Leave out the images; return the rest of the data exactly.
----------------
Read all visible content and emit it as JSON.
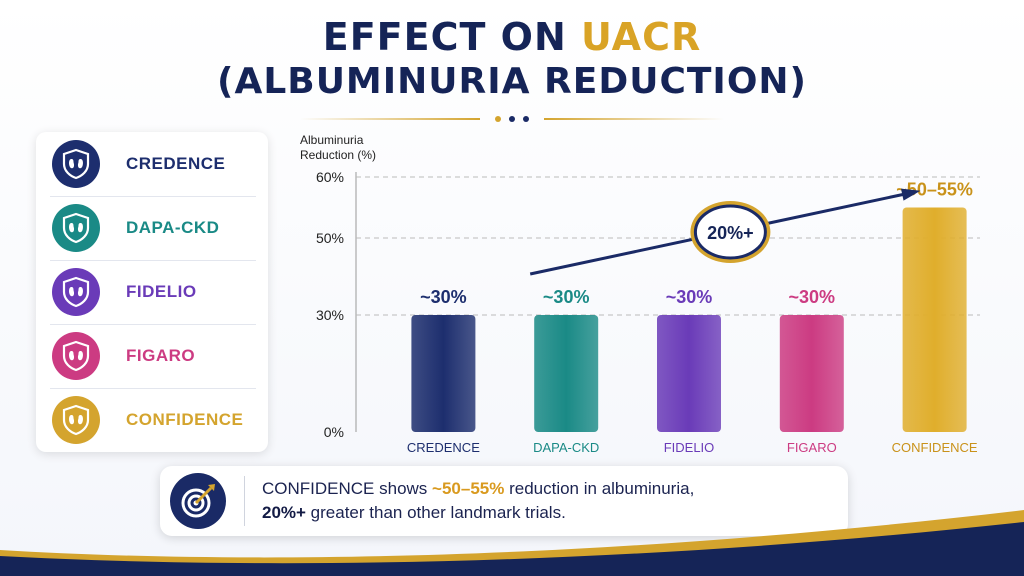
{
  "title": {
    "line1_prefix": "EFFECT ON ",
    "line1_accent": "UACR",
    "line2": "(ALBUMINURIA REDUCTION)"
  },
  "colors": {
    "navy": "#1a2a66",
    "teal": "#1a8a86",
    "purple": "#6a3bb8",
    "pink": "#cc3b82",
    "gold": "#d4a42e"
  },
  "legend": {
    "items": [
      {
        "label": "CREDENCE",
        "color": "#1d2e6e",
        "icon": "kidney-shield-icon"
      },
      {
        "label": "DAPA-CKD",
        "color": "#1a8a86",
        "icon": "kidney-shield-icon"
      },
      {
        "label": "FIDELIO",
        "color": "#6a3bb8",
        "icon": "kidney-shield-icon"
      },
      {
        "label": "FIGARO",
        "color": "#cc3b82",
        "icon": "kidney-shield-icon"
      },
      {
        "label": "CONFIDENCE",
        "color": "#d4a42e",
        "icon": "kidney-shield-icon"
      }
    ]
  },
  "chart_data": {
    "type": "bar",
    "ylabel_line1": "Albuminuria",
    "ylabel_line2": "Reduction (%)",
    "yticks": [
      "0%",
      "30%",
      "50%",
      "60%"
    ],
    "ytick_values": [
      0,
      30,
      50,
      60
    ],
    "ylim": [
      0,
      60
    ],
    "categories": [
      "CREDENCE",
      "DAPA-CKD",
      "FIDELIO",
      "FIGARO",
      "CONFIDENCE"
    ],
    "values": [
      30,
      30,
      30,
      30,
      55
    ],
    "data_labels": [
      "~30%",
      "~30%",
      "~30%",
      "~30%",
      "~50–55%"
    ],
    "bar_colors": [
      "#1d2e6e",
      "#1a8a86",
      "#6a3bb8",
      "#cc3b82",
      "#e0ae2c"
    ],
    "label_colors": [
      "#1d2e6e",
      "#1a8a86",
      "#6a3bb8",
      "#cc3b82",
      "#c9921a"
    ],
    "annotation": "20%+",
    "grid": true
  },
  "callout": {
    "icon": "target-icon",
    "line1_prefix": "CONFIDENCE shows ",
    "line1_highlight": "~50–55%",
    "line1_suffix": " reduction in albuminuria,",
    "line2_bold": "20%+",
    "line2_suffix": " greater than other landmark trials."
  }
}
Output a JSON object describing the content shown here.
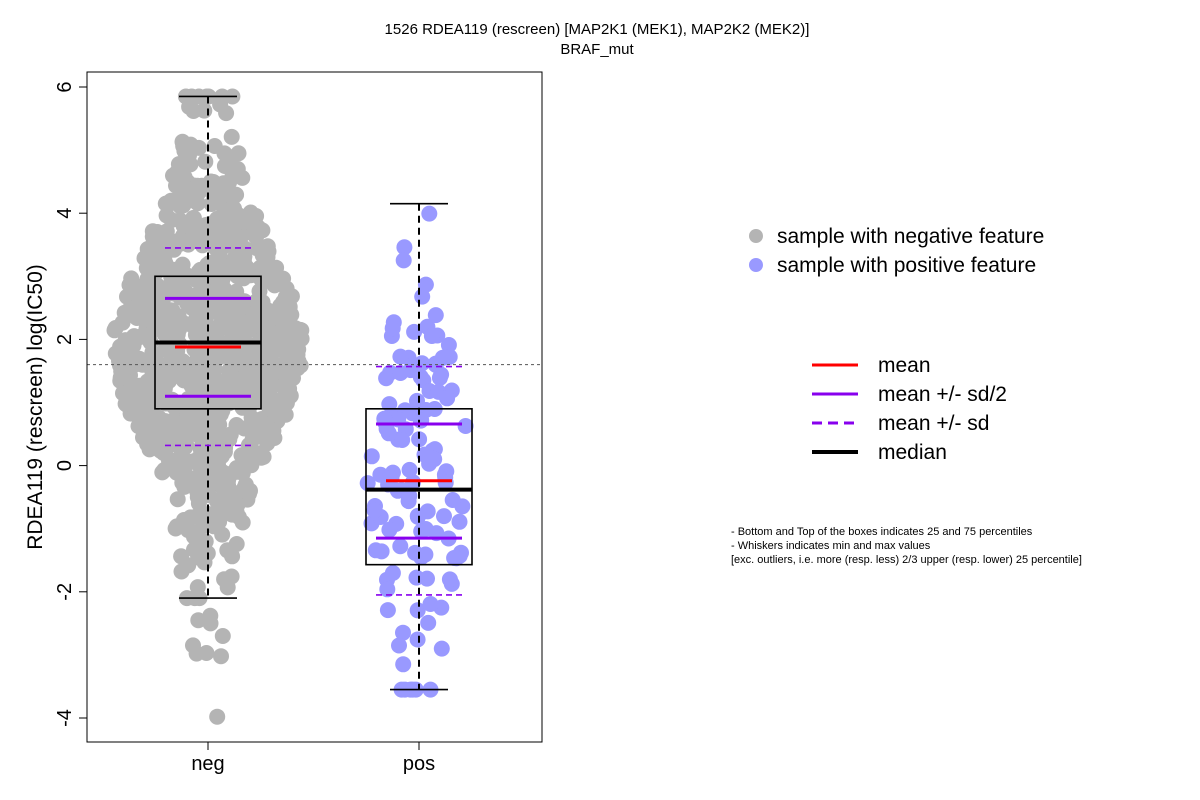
{
  "chart_data": {
    "type": "box_strip",
    "title": "1526 RDEA119 (rescreen) [MAP2K1 (MEK1), MAP2K2 (MEK2)]",
    "subtitle": "BRAF_mut",
    "ylabel": "RDEA119 (rescreen) log(IC50)",
    "ylim": [
      -4.4,
      6.2
    ],
    "yticks": [
      -4,
      -2,
      0,
      2,
      4,
      6
    ],
    "yticklabels": [
      "-4",
      "-2",
      "0",
      "2",
      "4",
      "6"
    ],
    "reference_line": 1.6,
    "categories": [
      "neg",
      "pos"
    ],
    "groups": [
      {
        "name": "neg",
        "n_points": 900,
        "whisker_min": -2.1,
        "q1": 0.9,
        "median": 1.95,
        "q3": 3.0,
        "whisker_max": 5.85,
        "mean": 1.88,
        "mean_plus_half_sd": 2.65,
        "mean_minus_half_sd": 1.1,
        "mean_plus_sd": 3.45,
        "mean_minus_sd": 0.32,
        "points_color": "#b4b4b4",
        "outliers": [
          -2.45,
          -2.5,
          -2.7,
          -2.85,
          -2.97,
          -3.02,
          -2.98,
          -2.38,
          -3.98
        ]
      },
      {
        "name": "pos",
        "n_points": 125,
        "whisker_min": -3.55,
        "q1": -1.57,
        "median": -0.38,
        "q3": 0.9,
        "whisker_max": 4.15,
        "mean": -0.24,
        "mean_plus_half_sd": 0.66,
        "mean_minus_half_sd": -1.15,
        "mean_plus_sd": 1.57,
        "mean_minus_sd": -2.05,
        "points_color": "#9999ff",
        "outliers": []
      }
    ],
    "legend_points": [
      {
        "label": "sample with negative feature",
        "color": "#b4b4b4"
      },
      {
        "label": "sample with positive feature",
        "color": "#9999ff"
      }
    ],
    "legend_lines": [
      {
        "label": "mean",
        "color": "#ff0000",
        "style": "solid"
      },
      {
        "label": "mean +/- sd/2",
        "color": "#8800ee",
        "style": "solid"
      },
      {
        "label": "mean +/- sd",
        "color": "#8800ee",
        "style": "dashed"
      },
      {
        "label": "median",
        "color": "#000000",
        "style": "solid-thick"
      }
    ],
    "notes": [
      "- Bottom and Top of the boxes indicates 25 and 75 percentiles",
      "- Whiskers indicates min and max values",
      "[exc. outliers, i.e. more (resp. less) 2/3 upper (resp. lower) 25 percentile]"
    ]
  }
}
----------------
Response:
Read all visible content and emit it as JSON.
{
  "title": {
    "line1_prefix": "EFFECT ON ",
    "line1_accent": "UACR",
    "line2": "(ALBUMINURIA REDUCTION)"
  },
  "colors": {
    "navy": "#1a2a66",
    "teal": "#1a8a86",
    "purple": "#6a3bb8",
    "pink": "#cc3b82",
    "gold": "#d4a42e"
  },
  "legend": {
    "items": [
      {
        "label": "CREDENCE",
        "color": "#1d2e6e",
        "icon": "kidney-shield-icon"
      },
      {
        "label": "DAPA-CKD",
        "color": "#1a8a86",
        "icon": "kidney-shield-icon"
      },
      {
        "label": "FIDELIO",
        "color": "#6a3bb8",
        "icon": "kidney-shield-icon"
      },
      {
        "label": "FIGARO",
        "color": "#cc3b82",
        "icon": "kidney-shield-icon"
      },
      {
        "label": "CONFIDENCE",
        "color": "#d4a42e",
        "icon": "kidney-shield-icon"
      }
    ]
  },
  "chart_data": {
    "type": "bar",
    "ylabel_line1": "Albuminuria",
    "ylabel_line2": "Reduction (%)",
    "yticks": [
      "0%",
      "30%",
      "50%",
      "60%"
    ],
    "ytick_values": [
      0,
      30,
      50,
      60
    ],
    "ylim": [
      0,
      60
    ],
    "categories": [
      "CREDENCE",
      "DAPA-CKD",
      "FIDELIO",
      "FIGARO",
      "CONFIDENCE"
    ],
    "values": [
      30,
      30,
      30,
      30,
      55
    ],
    "data_labels": [
      "~30%",
      "~30%",
      "~30%",
      "~30%",
      "~50–55%"
    ],
    "bar_colors": [
      "#1d2e6e",
      "#1a8a86",
      "#6a3bb8",
      "#cc3b82",
      "#e0ae2c"
    ],
    "label_colors": [
      "#1d2e6e",
      "#1a8a86",
      "#6a3bb8",
      "#cc3b82",
      "#c9921a"
    ],
    "annotation": "20%+",
    "grid": true
  },
  "callout": {
    "icon": "target-icon",
    "line1_prefix": "CONFIDENCE shows ",
    "line1_highlight": "~50–55%",
    "line1_suffix": " reduction in albuminuria,",
    "line2_bold": "20%+",
    "line2_suffix": " greater than other landmark trials."
  }
}
Output a JSON object describing the content shown here.
{
  "chart_data": {
    "type": "box_strip",
    "title": "1526 RDEA119 (rescreen) [MAP2K1 (MEK1), MAP2K2 (MEK2)]",
    "subtitle": "BRAF_mut",
    "ylabel": "RDEA119 (rescreen) log(IC50)",
    "ylim": [
      -4.4,
      6.2
    ],
    "yticks": [
      -4,
      -2,
      0,
      2,
      4,
      6
    ],
    "yticklabels": [
      "-4",
      "-2",
      "0",
      "2",
      "4",
      "6"
    ],
    "reference_line": 1.6,
    "categories": [
      "neg",
      "pos"
    ],
    "groups": [
      {
        "name": "neg",
        "n_points": 900,
        "whisker_min": -2.1,
        "q1": 0.9,
        "median": 1.95,
        "q3": 3.0,
        "whisker_max": 5.85,
        "mean": 1.88,
        "mean_plus_half_sd": 2.65,
        "mean_minus_half_sd": 1.1,
        "mean_plus_sd": 3.45,
        "mean_minus_sd": 0.32,
        "points_color": "#b4b4b4",
        "outliers": [
          -2.45,
          -2.5,
          -2.7,
          -2.85,
          -2.97,
          -3.02,
          -2.98,
          -2.38,
          -3.98
        ]
      },
      {
        "name": "pos",
        "n_points": 125,
        "whisker_min": -3.55,
        "q1": -1.57,
        "median": -0.38,
        "q3": 0.9,
        "whisker_max": 4.15,
        "mean": -0.24,
        "mean_plus_half_sd": 0.66,
        "mean_minus_half_sd": -1.15,
        "mean_plus_sd": 1.57,
        "mean_minus_sd": -2.05,
        "points_color": "#9999ff",
        "outliers": []
      }
    ],
    "legend_points": [
      {
        "label": "sample with negative feature",
        "color": "#b4b4b4"
      },
      {
        "label": "sample with positive feature",
        "color": "#9999ff"
      }
    ],
    "legend_lines": [
      {
        "label": "mean",
        "color": "#ff0000",
        "style": "solid"
      },
      {
        "label": "mean +/- sd/2",
        "color": "#8800ee",
        "style": "solid"
      },
      {
        "label": "mean +/- sd",
        "color": "#8800ee",
        "style": "dashed"
      },
      {
        "label": "median",
        "color": "#000000",
        "style": "solid-thick"
      }
    ],
    "notes": [
      "- Bottom and Top of the boxes indicates 25 and 75 percentiles",
      "- Whiskers indicates min and max values",
      "[exc. outliers, i.e. more (resp. less) 2/3 upper (resp. lower) 25 percentile]"
    ]
  }
}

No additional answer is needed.